WHAT IS NEEDED: Pictures stay out; everything else in the records below is copied exactly.

RECORD LIST:
....................

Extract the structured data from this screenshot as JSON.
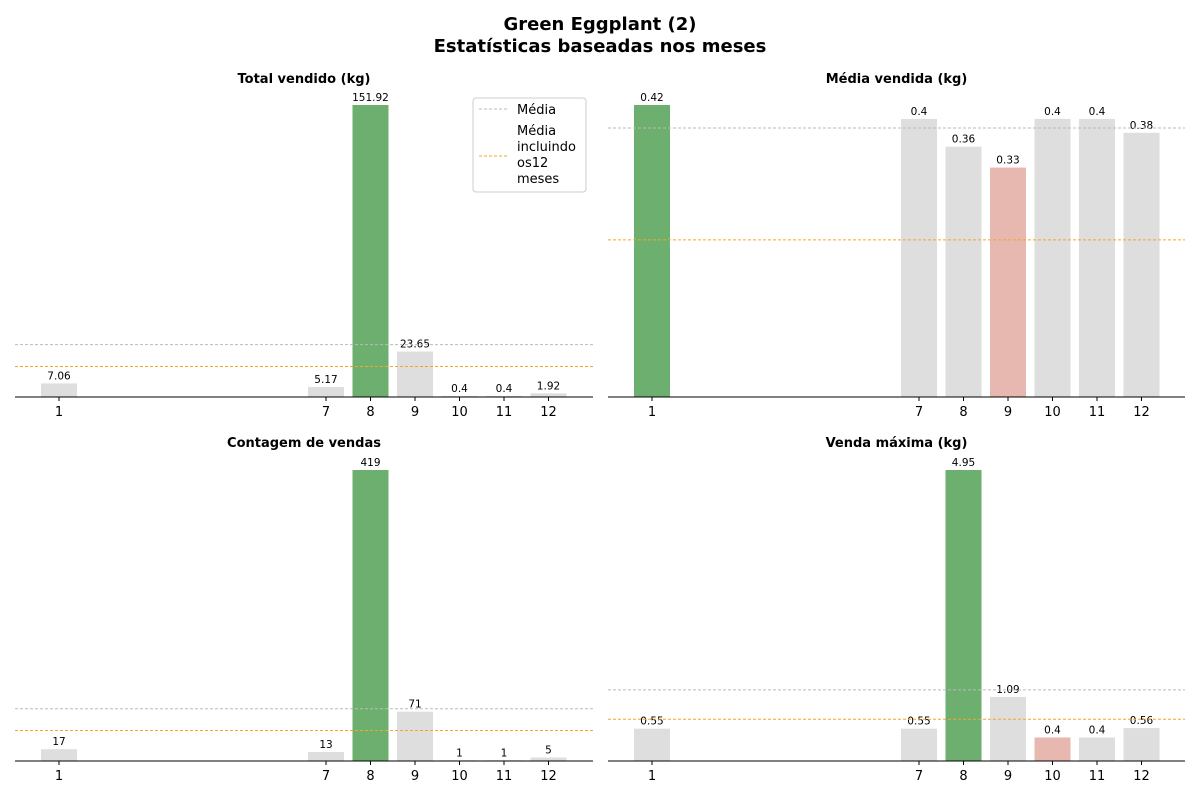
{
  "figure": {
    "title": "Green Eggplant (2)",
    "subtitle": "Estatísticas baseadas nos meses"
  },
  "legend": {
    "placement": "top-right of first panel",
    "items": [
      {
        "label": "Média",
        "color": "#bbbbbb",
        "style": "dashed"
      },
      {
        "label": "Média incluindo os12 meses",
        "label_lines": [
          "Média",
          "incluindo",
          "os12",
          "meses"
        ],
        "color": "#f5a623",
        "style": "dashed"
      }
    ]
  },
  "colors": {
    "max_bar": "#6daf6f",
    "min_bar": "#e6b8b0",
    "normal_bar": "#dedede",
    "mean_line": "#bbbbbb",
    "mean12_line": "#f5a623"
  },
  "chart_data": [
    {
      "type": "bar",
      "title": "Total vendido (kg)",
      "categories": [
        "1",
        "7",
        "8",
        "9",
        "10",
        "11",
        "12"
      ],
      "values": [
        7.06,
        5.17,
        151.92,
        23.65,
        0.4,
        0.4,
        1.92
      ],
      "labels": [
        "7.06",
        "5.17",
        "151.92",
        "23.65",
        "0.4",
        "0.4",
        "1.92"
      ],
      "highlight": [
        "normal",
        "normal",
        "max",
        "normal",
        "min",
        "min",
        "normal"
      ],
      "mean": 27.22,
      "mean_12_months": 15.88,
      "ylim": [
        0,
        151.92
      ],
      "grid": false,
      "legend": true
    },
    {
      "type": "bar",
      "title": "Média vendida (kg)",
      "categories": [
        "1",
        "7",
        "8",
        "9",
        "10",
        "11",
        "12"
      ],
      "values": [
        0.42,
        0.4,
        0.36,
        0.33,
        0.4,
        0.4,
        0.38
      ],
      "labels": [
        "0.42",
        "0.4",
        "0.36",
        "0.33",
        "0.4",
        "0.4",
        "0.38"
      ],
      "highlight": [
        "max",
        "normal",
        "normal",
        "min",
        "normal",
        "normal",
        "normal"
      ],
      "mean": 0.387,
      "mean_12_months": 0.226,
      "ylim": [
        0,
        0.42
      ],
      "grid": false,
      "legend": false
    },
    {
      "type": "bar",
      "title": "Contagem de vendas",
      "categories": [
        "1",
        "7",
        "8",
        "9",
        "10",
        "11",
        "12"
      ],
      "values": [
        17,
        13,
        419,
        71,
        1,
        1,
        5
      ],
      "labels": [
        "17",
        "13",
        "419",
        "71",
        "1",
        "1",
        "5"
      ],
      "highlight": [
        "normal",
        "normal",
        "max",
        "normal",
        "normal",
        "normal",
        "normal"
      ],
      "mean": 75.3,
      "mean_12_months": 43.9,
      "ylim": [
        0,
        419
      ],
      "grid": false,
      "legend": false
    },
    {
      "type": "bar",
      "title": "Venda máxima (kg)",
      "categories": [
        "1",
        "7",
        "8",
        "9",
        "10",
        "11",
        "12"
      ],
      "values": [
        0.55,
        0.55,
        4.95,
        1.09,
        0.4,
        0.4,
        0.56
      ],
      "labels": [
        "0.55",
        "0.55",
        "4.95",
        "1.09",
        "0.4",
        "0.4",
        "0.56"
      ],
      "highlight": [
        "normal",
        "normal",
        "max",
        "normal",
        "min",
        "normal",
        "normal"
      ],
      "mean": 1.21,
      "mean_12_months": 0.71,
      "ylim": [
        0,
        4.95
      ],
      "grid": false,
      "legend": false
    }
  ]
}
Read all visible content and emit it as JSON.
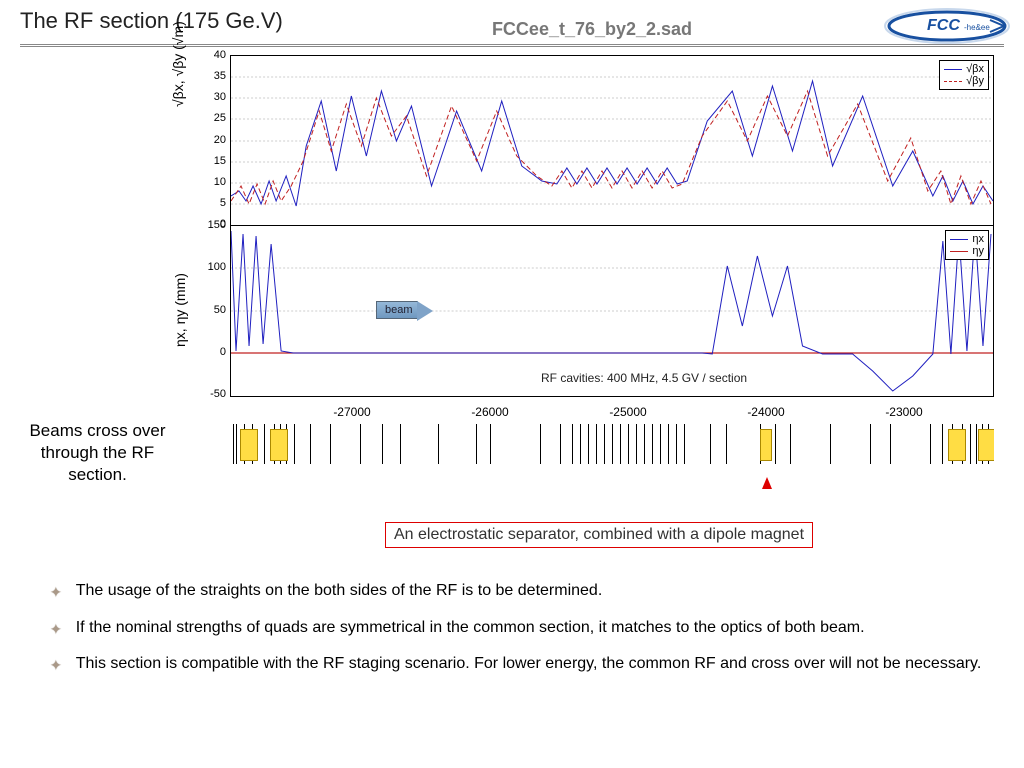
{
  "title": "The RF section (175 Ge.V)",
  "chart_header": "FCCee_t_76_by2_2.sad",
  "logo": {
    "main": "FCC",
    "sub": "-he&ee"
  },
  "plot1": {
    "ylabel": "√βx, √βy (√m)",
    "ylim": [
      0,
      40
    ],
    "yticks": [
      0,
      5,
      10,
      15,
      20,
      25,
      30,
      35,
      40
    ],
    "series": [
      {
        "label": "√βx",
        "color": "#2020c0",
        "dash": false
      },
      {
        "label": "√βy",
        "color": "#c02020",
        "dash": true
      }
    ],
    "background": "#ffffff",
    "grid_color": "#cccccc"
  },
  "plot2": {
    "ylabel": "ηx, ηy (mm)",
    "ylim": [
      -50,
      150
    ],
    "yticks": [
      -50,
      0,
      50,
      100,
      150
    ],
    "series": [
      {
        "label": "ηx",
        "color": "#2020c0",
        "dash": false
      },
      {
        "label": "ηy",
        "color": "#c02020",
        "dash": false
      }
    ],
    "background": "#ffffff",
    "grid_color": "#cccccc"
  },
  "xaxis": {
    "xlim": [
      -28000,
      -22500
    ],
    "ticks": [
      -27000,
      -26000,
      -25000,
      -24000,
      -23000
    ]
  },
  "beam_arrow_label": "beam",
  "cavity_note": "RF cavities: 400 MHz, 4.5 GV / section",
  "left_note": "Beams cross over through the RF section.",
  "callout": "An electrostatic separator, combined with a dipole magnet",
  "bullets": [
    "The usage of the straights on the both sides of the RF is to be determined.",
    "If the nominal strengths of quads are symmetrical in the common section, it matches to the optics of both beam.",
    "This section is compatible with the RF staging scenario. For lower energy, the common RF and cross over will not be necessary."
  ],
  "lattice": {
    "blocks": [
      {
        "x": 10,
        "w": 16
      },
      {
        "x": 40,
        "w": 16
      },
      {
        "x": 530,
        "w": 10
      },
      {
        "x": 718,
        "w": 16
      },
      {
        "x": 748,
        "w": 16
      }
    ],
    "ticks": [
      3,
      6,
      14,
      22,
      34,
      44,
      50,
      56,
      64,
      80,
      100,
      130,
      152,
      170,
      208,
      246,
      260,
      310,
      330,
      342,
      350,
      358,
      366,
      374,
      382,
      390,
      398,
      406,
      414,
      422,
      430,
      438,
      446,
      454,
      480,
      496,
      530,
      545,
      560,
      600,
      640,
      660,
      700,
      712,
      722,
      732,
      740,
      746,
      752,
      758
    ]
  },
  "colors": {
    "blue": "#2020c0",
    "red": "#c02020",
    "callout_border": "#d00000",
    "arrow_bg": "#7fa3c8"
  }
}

....................

FINAL ANSWER:
Extract the structured data from this screenshot as JSON.
{
  "figure": {
    "title": "Green Eggplant (2)",
    "subtitle": "Estatísticas baseadas nos meses"
  },
  "legend": {
    "placement": "top-right of first panel",
    "items": [
      {
        "label": "Média",
        "color": "#bbbbbb",
        "style": "dashed"
      },
      {
        "label": "Média incluindo os12 meses",
        "label_lines": [
          "Média",
          "incluindo",
          "os12",
          "meses"
        ],
        "color": "#f5a623",
        "style": "dashed"
      }
    ]
  },
  "colors": {
    "max_bar": "#6daf6f",
    "min_bar": "#e6b8b0",
    "normal_bar": "#dedede",
    "mean_line": "#bbbbbb",
    "mean12_line": "#f5a623"
  },
  "chart_data": [
    {
      "type": "bar",
      "title": "Total vendido (kg)",
      "categories": [
        "1",
        "7",
        "8",
        "9",
        "10",
        "11",
        "12"
      ],
      "values": [
        7.06,
        5.17,
        151.92,
        23.65,
        0.4,
        0.4,
        1.92
      ],
      "labels": [
        "7.06",
        "5.17",
        "151.92",
        "23.65",
        "0.4",
        "0.4",
        "1.92"
      ],
      "highlight": [
        "normal",
        "normal",
        "max",
        "normal",
        "min",
        "min",
        "normal"
      ],
      "mean": 27.22,
      "mean_12_months": 15.88,
      "ylim": [
        0,
        151.92
      ],
      "grid": false,
      "legend": true
    },
    {
      "type": "bar",
      "title": "Média vendida (kg)",
      "categories": [
        "1",
        "7",
        "8",
        "9",
        "10",
        "11",
        "12"
      ],
      "values": [
        0.42,
        0.4,
        0.36,
        0.33,
        0.4,
        0.4,
        0.38
      ],
      "labels": [
        "0.42",
        "0.4",
        "0.36",
        "0.33",
        "0.4",
        "0.4",
        "0.38"
      ],
      "highlight": [
        "max",
        "normal",
        "normal",
        "min",
        "normal",
        "normal",
        "normal"
      ],
      "mean": 0.387,
      "mean_12_months": 0.226,
      "ylim": [
        0,
        0.42
      ],
      "grid": false,
      "legend": false
    },
    {
      "type": "bar",
      "title": "Contagem de vendas",
      "categories": [
        "1",
        "7",
        "8",
        "9",
        "10",
        "11",
        "12"
      ],
      "values": [
        17,
        13,
        419,
        71,
        1,
        1,
        5
      ],
      "labels": [
        "17",
        "13",
        "419",
        "71",
        "1",
        "1",
        "5"
      ],
      "highlight": [
        "normal",
        "normal",
        "max",
        "normal",
        "normal",
        "normal",
        "normal"
      ],
      "mean": 75.3,
      "mean_12_months": 43.9,
      "ylim": [
        0,
        419
      ],
      "grid": false,
      "legend": false
    },
    {
      "type": "bar",
      "title": "Venda máxima (kg)",
      "categories": [
        "1",
        "7",
        "8",
        "9",
        "10",
        "11",
        "12"
      ],
      "values": [
        0.55,
        0.55,
        4.95,
        1.09,
        0.4,
        0.4,
        0.56
      ],
      "labels": [
        "0.55",
        "0.55",
        "4.95",
        "1.09",
        "0.4",
        "0.4",
        "0.56"
      ],
      "highlight": [
        "normal",
        "normal",
        "max",
        "normal",
        "min",
        "normal",
        "normal"
      ],
      "mean": 1.21,
      "mean_12_months": 0.71,
      "ylim": [
        0,
        4.95
      ],
      "grid": false,
      "legend": false
    }
  ]
}
Read all visible content and emit it as JSON.
{
  "title": "The RF section (175 Ge.V)",
  "chart_header": "FCCee_t_76_by2_2.sad",
  "logo": {
    "main": "FCC",
    "sub": "-he&ee"
  },
  "plot1": {
    "ylabel": "√βx, √βy (√m)",
    "ylim": [
      0,
      40
    ],
    "yticks": [
      0,
      5,
      10,
      15,
      20,
      25,
      30,
      35,
      40
    ],
    "series": [
      {
        "label": "√βx",
        "color": "#2020c0",
        "dash": false
      },
      {
        "label": "√βy",
        "color": "#c02020",
        "dash": true
      }
    ],
    "background": "#ffffff",
    "grid_color": "#cccccc"
  },
  "plot2": {
    "ylabel": "ηx, ηy (mm)",
    "ylim": [
      -50,
      150
    ],
    "yticks": [
      -50,
      0,
      50,
      100,
      150
    ],
    "series": [
      {
        "label": "ηx",
        "color": "#2020c0",
        "dash": false
      },
      {
        "label": "ηy",
        "color": "#c02020",
        "dash": false
      }
    ],
    "background": "#ffffff",
    "grid_color": "#cccccc"
  },
  "xaxis": {
    "xlim": [
      -28000,
      -22500
    ],
    "ticks": [
      -27000,
      -26000,
      -25000,
      -24000,
      -23000
    ]
  },
  "beam_arrow_label": "beam",
  "cavity_note": "RF cavities: 400 MHz, 4.5 GV / section",
  "left_note": "Beams cross over through the RF section.",
  "callout": "An electrostatic separator, combined with a dipole magnet",
  "bullets": [
    "The usage of the straights on the both sides of the RF is to be determined.",
    "If the nominal strengths of quads are symmetrical in the common section, it matches to the optics of both beam.",
    "This section is compatible with the RF staging scenario. For lower energy, the common RF and cross over will not be necessary."
  ],
  "lattice": {
    "blocks": [
      {
        "x": 10,
        "w": 16
      },
      {
        "x": 40,
        "w": 16
      },
      {
        "x": 530,
        "w": 10
      },
      {
        "x": 718,
        "w": 16
      },
      {
        "x": 748,
        "w": 16
      }
    ],
    "ticks": [
      3,
      6,
      14,
      22,
      34,
      44,
      50,
      56,
      64,
      80,
      100,
      130,
      152,
      170,
      208,
      246,
      260,
      310,
      330,
      342,
      350,
      358,
      366,
      374,
      382,
      390,
      398,
      406,
      414,
      422,
      430,
      438,
      446,
      454,
      480,
      496,
      530,
      545,
      560,
      600,
      640,
      660,
      700,
      712,
      722,
      732,
      740,
      746,
      752,
      758
    ]
  },
  "colors": {
    "blue": "#2020c0",
    "red": "#c02020",
    "callout_border": "#d00000",
    "arrow_bg": "#7fa3c8"
  }
}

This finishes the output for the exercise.